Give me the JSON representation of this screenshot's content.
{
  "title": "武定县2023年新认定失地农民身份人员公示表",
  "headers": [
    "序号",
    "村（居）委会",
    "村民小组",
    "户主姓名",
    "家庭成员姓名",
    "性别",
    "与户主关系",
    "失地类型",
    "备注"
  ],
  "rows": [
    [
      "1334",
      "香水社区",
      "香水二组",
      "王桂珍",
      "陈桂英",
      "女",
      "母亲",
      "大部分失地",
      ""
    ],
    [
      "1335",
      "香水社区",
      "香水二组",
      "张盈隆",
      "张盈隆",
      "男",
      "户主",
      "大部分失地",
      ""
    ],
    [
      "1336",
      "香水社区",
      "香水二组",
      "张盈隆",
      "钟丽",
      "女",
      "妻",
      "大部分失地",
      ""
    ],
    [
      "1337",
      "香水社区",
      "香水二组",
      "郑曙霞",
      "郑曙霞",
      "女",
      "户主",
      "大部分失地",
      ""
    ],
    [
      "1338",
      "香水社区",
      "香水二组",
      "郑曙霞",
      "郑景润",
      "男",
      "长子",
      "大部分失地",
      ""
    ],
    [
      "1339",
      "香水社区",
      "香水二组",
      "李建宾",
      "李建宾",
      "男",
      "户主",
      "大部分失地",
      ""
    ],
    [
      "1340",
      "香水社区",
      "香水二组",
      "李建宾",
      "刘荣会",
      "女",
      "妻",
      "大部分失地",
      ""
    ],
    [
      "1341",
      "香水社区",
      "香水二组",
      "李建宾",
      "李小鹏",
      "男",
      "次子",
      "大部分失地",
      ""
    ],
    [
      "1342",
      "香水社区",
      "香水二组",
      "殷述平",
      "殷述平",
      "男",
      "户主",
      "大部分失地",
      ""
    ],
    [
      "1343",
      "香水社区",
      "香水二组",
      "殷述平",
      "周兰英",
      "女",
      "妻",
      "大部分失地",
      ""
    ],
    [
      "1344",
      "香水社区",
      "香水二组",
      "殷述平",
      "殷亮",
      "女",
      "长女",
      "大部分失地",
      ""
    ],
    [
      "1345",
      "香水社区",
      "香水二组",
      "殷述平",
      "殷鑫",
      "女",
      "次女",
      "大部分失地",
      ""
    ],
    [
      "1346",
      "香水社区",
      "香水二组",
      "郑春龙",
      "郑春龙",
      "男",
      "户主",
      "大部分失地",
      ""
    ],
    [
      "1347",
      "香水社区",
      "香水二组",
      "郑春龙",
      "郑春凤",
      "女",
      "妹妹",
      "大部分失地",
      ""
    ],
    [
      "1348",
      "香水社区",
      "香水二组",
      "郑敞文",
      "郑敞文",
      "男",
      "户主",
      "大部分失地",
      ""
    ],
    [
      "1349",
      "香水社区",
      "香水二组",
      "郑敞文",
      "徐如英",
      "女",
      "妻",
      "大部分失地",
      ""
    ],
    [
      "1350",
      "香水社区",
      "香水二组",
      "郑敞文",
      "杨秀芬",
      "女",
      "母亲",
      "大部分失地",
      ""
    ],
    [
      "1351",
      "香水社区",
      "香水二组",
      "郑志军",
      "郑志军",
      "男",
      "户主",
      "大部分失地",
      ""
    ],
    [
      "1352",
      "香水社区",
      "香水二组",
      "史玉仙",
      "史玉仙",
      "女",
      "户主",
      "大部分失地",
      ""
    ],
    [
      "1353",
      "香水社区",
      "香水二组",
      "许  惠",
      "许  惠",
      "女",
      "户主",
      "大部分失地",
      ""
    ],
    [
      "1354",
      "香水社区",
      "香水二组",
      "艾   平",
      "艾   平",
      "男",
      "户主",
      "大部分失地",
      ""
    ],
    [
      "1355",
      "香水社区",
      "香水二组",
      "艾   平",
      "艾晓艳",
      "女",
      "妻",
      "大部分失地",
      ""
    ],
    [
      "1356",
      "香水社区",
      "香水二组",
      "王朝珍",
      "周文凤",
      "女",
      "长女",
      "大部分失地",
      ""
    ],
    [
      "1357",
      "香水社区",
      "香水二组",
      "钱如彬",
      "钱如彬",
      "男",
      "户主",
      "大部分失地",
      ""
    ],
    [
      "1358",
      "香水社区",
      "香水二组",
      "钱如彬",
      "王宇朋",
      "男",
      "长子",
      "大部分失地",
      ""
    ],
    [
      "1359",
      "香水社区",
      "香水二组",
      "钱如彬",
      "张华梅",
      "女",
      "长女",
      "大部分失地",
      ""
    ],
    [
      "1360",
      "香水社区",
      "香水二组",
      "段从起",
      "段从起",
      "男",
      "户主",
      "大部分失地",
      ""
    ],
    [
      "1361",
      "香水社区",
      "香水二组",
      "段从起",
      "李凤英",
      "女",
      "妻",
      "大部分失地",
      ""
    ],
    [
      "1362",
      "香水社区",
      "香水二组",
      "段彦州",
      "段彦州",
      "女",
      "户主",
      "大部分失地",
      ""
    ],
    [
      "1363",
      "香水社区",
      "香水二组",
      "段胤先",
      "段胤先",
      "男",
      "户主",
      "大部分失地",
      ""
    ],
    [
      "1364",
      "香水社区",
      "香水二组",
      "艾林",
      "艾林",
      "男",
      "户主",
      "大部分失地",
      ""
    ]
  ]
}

━━━━━━━━━━━━━━━━━━━━━━━━━━━━━━

--- Work instructions ---
Type the whole listing again, unaltered.

--- Final result ---
Give me the JSON representation of this screenshot's content.
{
  "title": "武定县2023年新认定失地农民身份人员公示表",
  "headers": [
    "序号",
    "村（居）委会",
    "村民小组",
    "户主姓名",
    "家庭成员姓名",
    "性别",
    "与户主关系",
    "失地类型",
    "备注"
  ],
  "rows": [
    [
      "1334",
      "香水社区",
      "香水二组",
      "王桂珍",
      "陈桂英",
      "女",
      "母亲",
      "大部分失地",
      ""
    ],
    [
      "1335",
      "香水社区",
      "香水二组",
      "张盈隆",
      "张盈隆",
      "男",
      "户主",
      "大部分失地",
      ""
    ],
    [
      "1336",
      "香水社区",
      "香水二组",
      "张盈隆",
      "钟丽",
      "女",
      "妻",
      "大部分失地",
      ""
    ],
    [
      "1337",
      "香水社区",
      "香水二组",
      "郑曙霞",
      "郑曙霞",
      "女",
      "户主",
      "大部分失地",
      ""
    ],
    [
      "1338",
      "香水社区",
      "香水二组",
      "郑曙霞",
      "郑景润",
      "男",
      "长子",
      "大部分失地",
      ""
    ],
    [
      "1339",
      "香水社区",
      "香水二组",
      "李建宾",
      "李建宾",
      "男",
      "户主",
      "大部分失地",
      ""
    ],
    [
      "1340",
      "香水社区",
      "香水二组",
      "李建宾",
      "刘荣会",
      "女",
      "妻",
      "大部分失地",
      ""
    ],
    [
      "1341",
      "香水社区",
      "香水二组",
      "李建宾",
      "李小鹏",
      "男",
      "次子",
      "大部分失地",
      ""
    ],
    [
      "1342",
      "香水社区",
      "香水二组",
      "殷述平",
      "殷述平",
      "男",
      "户主",
      "大部分失地",
      ""
    ],
    [
      "1343",
      "香水社区",
      "香水二组",
      "殷述平",
      "周兰英",
      "女",
      "妻",
      "大部分失地",
      ""
    ],
    [
      "1344",
      "香水社区",
      "香水二组",
      "殷述平",
      "殷亮",
      "女",
      "长女",
      "大部分失地",
      ""
    ],
    [
      "1345",
      "香水社区",
      "香水二组",
      "殷述平",
      "殷鑫",
      "女",
      "次女",
      "大部分失地",
      ""
    ],
    [
      "1346",
      "香水社区",
      "香水二组",
      "郑春龙",
      "郑春龙",
      "男",
      "户主",
      "大部分失地",
      ""
    ],
    [
      "1347",
      "香水社区",
      "香水二组",
      "郑春龙",
      "郑春凤",
      "女",
      "妹妹",
      "大部分失地",
      ""
    ],
    [
      "1348",
      "香水社区",
      "香水二组",
      "郑敞文",
      "郑敞文",
      "男",
      "户主",
      "大部分失地",
      ""
    ],
    [
      "1349",
      "香水社区",
      "香水二组",
      "郑敞文",
      "徐如英",
      "女",
      "妻",
      "大部分失地",
      ""
    ],
    [
      "1350",
      "香水社区",
      "香水二组",
      "郑敞文",
      "杨秀芬",
      "女",
      "母亲",
      "大部分失地",
      ""
    ],
    [
      "1351",
      "香水社区",
      "香水二组",
      "郑志军",
      "郑志军",
      "男",
      "户主",
      "大部分失地",
      ""
    ],
    [
      "1352",
      "香水社区",
      "香水二组",
      "史玉仙",
      "史玉仙",
      "女",
      "户主",
      "大部分失地",
      ""
    ],
    [
      "1353",
      "香水社区",
      "香水二组",
      "许  惠",
      "许  惠",
      "女",
      "户主",
      "大部分失地",
      ""
    ],
    [
      "1354",
      "香水社区",
      "香水二组",
      "艾   平",
      "艾   平",
      "男",
      "户主",
      "大部分失地",
      ""
    ],
    [
      "1355",
      "香水社区",
      "香水二组",
      "艾   平",
      "艾晓艳",
      "女",
      "妻",
      "大部分失地",
      ""
    ],
    [
      "1356",
      "香水社区",
      "香水二组",
      "王朝珍",
      "周文凤",
      "女",
      "长女",
      "大部分失地",
      ""
    ],
    [
      "1357",
      "香水社区",
      "香水二组",
      "钱如彬",
      "钱如彬",
      "男",
      "户主",
      "大部分失地",
      ""
    ],
    [
      "1358",
      "香水社区",
      "香水二组",
      "钱如彬",
      "王宇朋",
      "男",
      "长子",
      "大部分失地",
      ""
    ],
    [
      "1359",
      "香水社区",
      "香水二组",
      "钱如彬",
      "张华梅",
      "女",
      "长女",
      "大部分失地",
      ""
    ],
    [
      "1360",
      "香水社区",
      "香水二组",
      "段从起",
      "段从起",
      "男",
      "户主",
      "大部分失地",
      ""
    ],
    [
      "1361",
      "香水社区",
      "香水二组",
      "段从起",
      "李凤英",
      "女",
      "妻",
      "大部分失地",
      ""
    ],
    [
      "1362",
      "香水社区",
      "香水二组",
      "段彦州",
      "段彦州",
      "女",
      "户主",
      "大部分失地",
      ""
    ],
    [
      "1363",
      "香水社区",
      "香水二组",
      "段胤先",
      "段胤先",
      "男",
      "户主",
      "大部分失地",
      ""
    ],
    [
      "1364",
      "香水社区",
      "香水二组",
      "艾林",
      "艾林",
      "男",
      "户主",
      "大部分失地",
      ""
    ]
  ]
}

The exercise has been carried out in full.